Leave the pictures out and print every record below exactly as it stands.

[Dataset entries]
[BEGIN]

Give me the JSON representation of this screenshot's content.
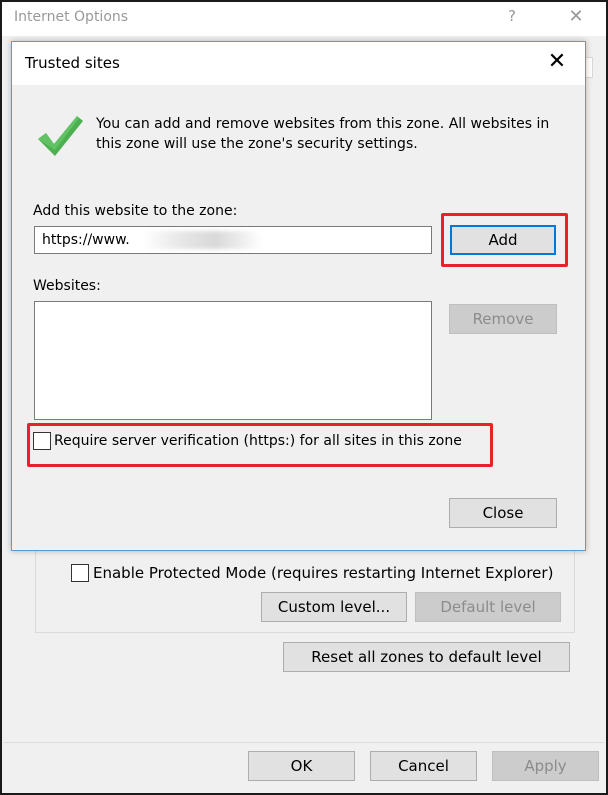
{
  "parent_window": {
    "title": "Internet Options",
    "help_label": "?",
    "close_label": "✕",
    "protected_mode_label": "Enable Protected Mode (requires restarting Internet Explorer)",
    "custom_level_label": "Custom level...",
    "default_level_label": "Default level",
    "reset_zones_label": "Reset all zones to default level",
    "ok_label": "OK",
    "cancel_label": "Cancel",
    "apply_label": "Apply"
  },
  "dialog": {
    "title": "Trusted sites",
    "close_label": "✕",
    "intro_text": "You can add and remove websites from this zone. All websites in this zone will use the zone's security settings.",
    "add_label": "Add this website to the zone:",
    "url_value": "https://www.",
    "add_button_label": "Add",
    "websites_label": "Websites:",
    "websites": [],
    "remove_button_label": "Remove",
    "https_checkbox_label": "Require server verification (https:) for all sites in this zone",
    "https_checked": false,
    "close_button_label": "Close"
  },
  "colors": {
    "accent": "#0078d7",
    "highlight": "#e8212b",
    "checkmark": "#4caf50"
  }
}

[END]

Answer to this problem
Give me the JSON representation of this screenshot's content.
{
  "parent_window": {
    "title": "Internet Options",
    "help_label": "?",
    "close_label": "✕",
    "protected_mode_label": "Enable Protected Mode (requires restarting Internet Explorer)",
    "custom_level_label": "Custom level...",
    "default_level_label": "Default level",
    "reset_zones_label": "Reset all zones to default level",
    "ok_label": "OK",
    "cancel_label": "Cancel",
    "apply_label": "Apply"
  },
  "dialog": {
    "title": "Trusted sites",
    "close_label": "✕",
    "intro_text": "You can add and remove websites from this zone. All websites in this zone will use the zone's security settings.",
    "add_label": "Add this website to the zone:",
    "url_value": "https://www.",
    "add_button_label": "Add",
    "websites_label": "Websites:",
    "websites": [],
    "remove_button_label": "Remove",
    "https_checkbox_label": "Require server verification (https:) for all sites in this zone",
    "https_checked": false,
    "close_button_label": "Close"
  },
  "colors": {
    "accent": "#0078d7",
    "highlight": "#e8212b",
    "checkmark": "#4caf50"
  }
}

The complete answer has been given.